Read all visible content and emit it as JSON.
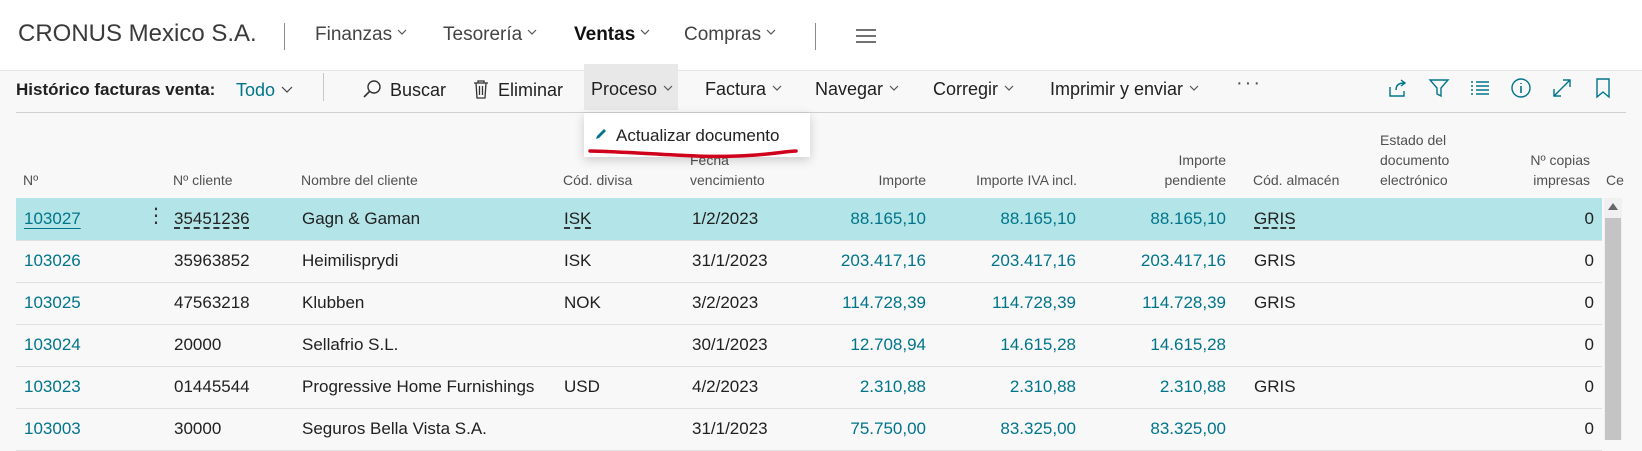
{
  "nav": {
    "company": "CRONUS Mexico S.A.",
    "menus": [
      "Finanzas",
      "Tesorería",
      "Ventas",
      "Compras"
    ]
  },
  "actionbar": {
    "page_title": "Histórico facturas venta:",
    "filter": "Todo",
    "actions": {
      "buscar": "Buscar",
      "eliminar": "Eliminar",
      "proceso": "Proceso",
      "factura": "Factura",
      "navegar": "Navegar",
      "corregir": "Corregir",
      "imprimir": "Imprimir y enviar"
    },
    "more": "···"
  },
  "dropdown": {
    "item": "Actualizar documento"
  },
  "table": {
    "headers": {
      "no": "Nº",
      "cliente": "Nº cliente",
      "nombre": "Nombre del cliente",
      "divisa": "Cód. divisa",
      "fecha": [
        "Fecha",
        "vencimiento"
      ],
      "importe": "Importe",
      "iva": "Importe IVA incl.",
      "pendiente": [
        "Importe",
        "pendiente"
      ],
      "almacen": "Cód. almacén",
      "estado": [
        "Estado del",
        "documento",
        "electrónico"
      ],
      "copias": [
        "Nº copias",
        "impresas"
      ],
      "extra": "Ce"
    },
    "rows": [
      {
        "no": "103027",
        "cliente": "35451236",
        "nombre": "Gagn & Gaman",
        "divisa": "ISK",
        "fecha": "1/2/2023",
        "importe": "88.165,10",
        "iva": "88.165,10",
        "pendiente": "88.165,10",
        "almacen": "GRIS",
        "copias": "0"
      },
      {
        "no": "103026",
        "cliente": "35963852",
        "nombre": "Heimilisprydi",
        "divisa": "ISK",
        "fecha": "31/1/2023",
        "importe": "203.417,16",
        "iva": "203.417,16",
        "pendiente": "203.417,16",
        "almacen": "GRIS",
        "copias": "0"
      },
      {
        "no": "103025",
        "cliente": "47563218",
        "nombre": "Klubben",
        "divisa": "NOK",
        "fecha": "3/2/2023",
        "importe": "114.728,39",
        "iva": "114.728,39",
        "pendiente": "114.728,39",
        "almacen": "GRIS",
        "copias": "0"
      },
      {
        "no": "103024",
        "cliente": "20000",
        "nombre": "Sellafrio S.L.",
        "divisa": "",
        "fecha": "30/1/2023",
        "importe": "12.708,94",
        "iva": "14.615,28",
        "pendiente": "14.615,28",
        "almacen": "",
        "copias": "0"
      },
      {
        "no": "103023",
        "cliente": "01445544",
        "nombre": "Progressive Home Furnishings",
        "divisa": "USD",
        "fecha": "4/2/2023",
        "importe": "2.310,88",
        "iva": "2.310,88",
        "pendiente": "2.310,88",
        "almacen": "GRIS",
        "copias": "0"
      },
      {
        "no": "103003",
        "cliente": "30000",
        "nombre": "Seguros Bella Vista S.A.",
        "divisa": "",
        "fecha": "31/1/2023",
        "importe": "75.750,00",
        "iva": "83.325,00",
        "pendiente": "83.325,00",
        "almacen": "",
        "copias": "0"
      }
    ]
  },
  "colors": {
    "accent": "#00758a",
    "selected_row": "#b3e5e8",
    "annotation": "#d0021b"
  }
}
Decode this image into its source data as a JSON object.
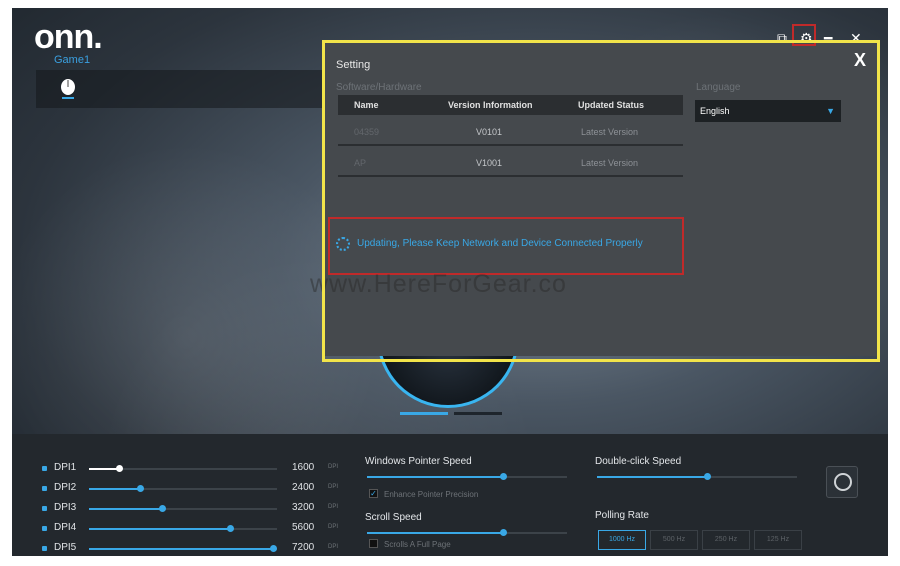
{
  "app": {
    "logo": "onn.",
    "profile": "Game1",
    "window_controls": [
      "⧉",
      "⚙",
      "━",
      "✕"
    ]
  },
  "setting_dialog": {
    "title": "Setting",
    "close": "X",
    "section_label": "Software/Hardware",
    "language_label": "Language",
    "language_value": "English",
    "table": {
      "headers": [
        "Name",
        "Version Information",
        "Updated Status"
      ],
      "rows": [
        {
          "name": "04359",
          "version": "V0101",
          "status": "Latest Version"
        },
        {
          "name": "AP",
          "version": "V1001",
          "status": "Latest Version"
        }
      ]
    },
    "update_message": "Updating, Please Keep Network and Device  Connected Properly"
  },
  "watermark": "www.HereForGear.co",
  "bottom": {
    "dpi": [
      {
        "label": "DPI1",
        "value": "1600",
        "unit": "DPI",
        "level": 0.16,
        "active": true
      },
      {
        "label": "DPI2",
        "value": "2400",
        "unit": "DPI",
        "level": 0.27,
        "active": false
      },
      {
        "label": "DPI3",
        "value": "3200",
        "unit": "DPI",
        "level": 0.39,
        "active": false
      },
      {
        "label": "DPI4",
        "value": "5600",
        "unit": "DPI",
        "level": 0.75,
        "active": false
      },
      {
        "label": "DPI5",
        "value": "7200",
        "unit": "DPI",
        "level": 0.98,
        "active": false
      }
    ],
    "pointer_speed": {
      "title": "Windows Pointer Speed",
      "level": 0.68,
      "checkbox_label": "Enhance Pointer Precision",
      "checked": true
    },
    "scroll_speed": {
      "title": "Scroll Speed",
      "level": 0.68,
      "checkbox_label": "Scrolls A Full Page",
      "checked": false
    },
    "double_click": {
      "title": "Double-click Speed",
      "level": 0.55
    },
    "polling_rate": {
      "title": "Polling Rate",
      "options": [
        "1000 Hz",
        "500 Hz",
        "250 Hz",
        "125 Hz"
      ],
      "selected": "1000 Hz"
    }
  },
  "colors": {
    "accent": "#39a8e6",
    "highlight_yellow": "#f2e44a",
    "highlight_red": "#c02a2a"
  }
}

:: The exercise ::
All of the entries above should be duplicated exactly, except for the pictures.

:: Final result ::
Read all visible content and emit it as JSON.
{
  "nav": {
    "company": "CRONUS Mexico S.A.",
    "menus": [
      "Finanzas",
      "Tesorería",
      "Ventas",
      "Compras"
    ]
  },
  "actionbar": {
    "page_title": "Histórico facturas venta:",
    "filter": "Todo",
    "actions": {
      "buscar": "Buscar",
      "eliminar": "Eliminar",
      "proceso": "Proceso",
      "factura": "Factura",
      "navegar": "Navegar",
      "corregir": "Corregir",
      "imprimir": "Imprimir y enviar"
    },
    "more": "···"
  },
  "dropdown": {
    "item": "Actualizar documento"
  },
  "table": {
    "headers": {
      "no": "Nº",
      "cliente": "Nº cliente",
      "nombre": "Nombre del cliente",
      "divisa": "Cód. divisa",
      "fecha": [
        "Fecha",
        "vencimiento"
      ],
      "importe": "Importe",
      "iva": "Importe IVA incl.",
      "pendiente": [
        "Importe",
        "pendiente"
      ],
      "almacen": "Cód. almacén",
      "estado": [
        "Estado del",
        "documento",
        "electrónico"
      ],
      "copias": [
        "Nº copias",
        "impresas"
      ],
      "extra": "Ce"
    },
    "rows": [
      {
        "no": "103027",
        "cliente": "35451236",
        "nombre": "Gagn & Gaman",
        "divisa": "ISK",
        "fecha": "1/2/2023",
        "importe": "88.165,10",
        "iva": "88.165,10",
        "pendiente": "88.165,10",
        "almacen": "GRIS",
        "copias": "0"
      },
      {
        "no": "103026",
        "cliente": "35963852",
        "nombre": "Heimilisprydi",
        "divisa": "ISK",
        "fecha": "31/1/2023",
        "importe": "203.417,16",
        "iva": "203.417,16",
        "pendiente": "203.417,16",
        "almacen": "GRIS",
        "copias": "0"
      },
      {
        "no": "103025",
        "cliente": "47563218",
        "nombre": "Klubben",
        "divisa": "NOK",
        "fecha": "3/2/2023",
        "importe": "114.728,39",
        "iva": "114.728,39",
        "pendiente": "114.728,39",
        "almacen": "GRIS",
        "copias": "0"
      },
      {
        "no": "103024",
        "cliente": "20000",
        "nombre": "Sellafrio S.L.",
        "divisa": "",
        "fecha": "30/1/2023",
        "importe": "12.708,94",
        "iva": "14.615,28",
        "pendiente": "14.615,28",
        "almacen": "",
        "copias": "0"
      },
      {
        "no": "103023",
        "cliente": "01445544",
        "nombre": "Progressive Home Furnishings",
        "divisa": "USD",
        "fecha": "4/2/2023",
        "importe": "2.310,88",
        "iva": "2.310,88",
        "pendiente": "2.310,88",
        "almacen": "GRIS",
        "copias": "0"
      },
      {
        "no": "103003",
        "cliente": "30000",
        "nombre": "Seguros Bella Vista S.A.",
        "divisa": "",
        "fecha": "31/1/2023",
        "importe": "75.750,00",
        "iva": "83.325,00",
        "pendiente": "83.325,00",
        "almacen": "",
        "copias": "0"
      }
    ]
  },
  "colors": {
    "accent": "#00758a",
    "selected_row": "#b3e5e8",
    "annotation": "#d0021b"
  }
}
Decode this image into its source data as a JSON object.
{
  "app": {
    "logo": "onn.",
    "profile": "Game1",
    "window_controls": [
      "⧉",
      "⚙",
      "━",
      "✕"
    ]
  },
  "setting_dialog": {
    "title": "Setting",
    "close": "X",
    "section_label": "Software/Hardware",
    "language_label": "Language",
    "language_value": "English",
    "table": {
      "headers": [
        "Name",
        "Version Information",
        "Updated Status"
      ],
      "rows": [
        {
          "name": "04359",
          "version": "V0101",
          "status": "Latest Version"
        },
        {
          "name": "AP",
          "version": "V1001",
          "status": "Latest Version"
        }
      ]
    },
    "update_message": "Updating, Please Keep Network and Device  Connected Properly"
  },
  "watermark": "www.HereForGear.co",
  "bottom": {
    "dpi": [
      {
        "label": "DPI1",
        "value": "1600",
        "unit": "DPI",
        "level": 0.16,
        "active": true
      },
      {
        "label": "DPI2",
        "value": "2400",
        "unit": "DPI",
        "level": 0.27,
        "active": false
      },
      {
        "label": "DPI3",
        "value": "3200",
        "unit": "DPI",
        "level": 0.39,
        "active": false
      },
      {
        "label": "DPI4",
        "value": "5600",
        "unit": "DPI",
        "level": 0.75,
        "active": false
      },
      {
        "label": "DPI5",
        "value": "7200",
        "unit": "DPI",
        "level": 0.98,
        "active": false
      }
    ],
    "pointer_speed": {
      "title": "Windows Pointer Speed",
      "level": 0.68,
      "checkbox_label": "Enhance Pointer Precision",
      "checked": true
    },
    "scroll_speed": {
      "title": "Scroll Speed",
      "level": 0.68,
      "checkbox_label": "Scrolls A Full Page",
      "checked": false
    },
    "double_click": {
      "title": "Double-click Speed",
      "level": 0.55
    },
    "polling_rate": {
      "title": "Polling Rate",
      "options": [
        "1000 Hz",
        "500 Hz",
        "250 Hz",
        "125 Hz"
      ],
      "selected": "1000 Hz"
    }
  },
  "colors": {
    "accent": "#39a8e6",
    "highlight_yellow": "#f2e44a",
    "highlight_red": "#c02a2a"
  }
}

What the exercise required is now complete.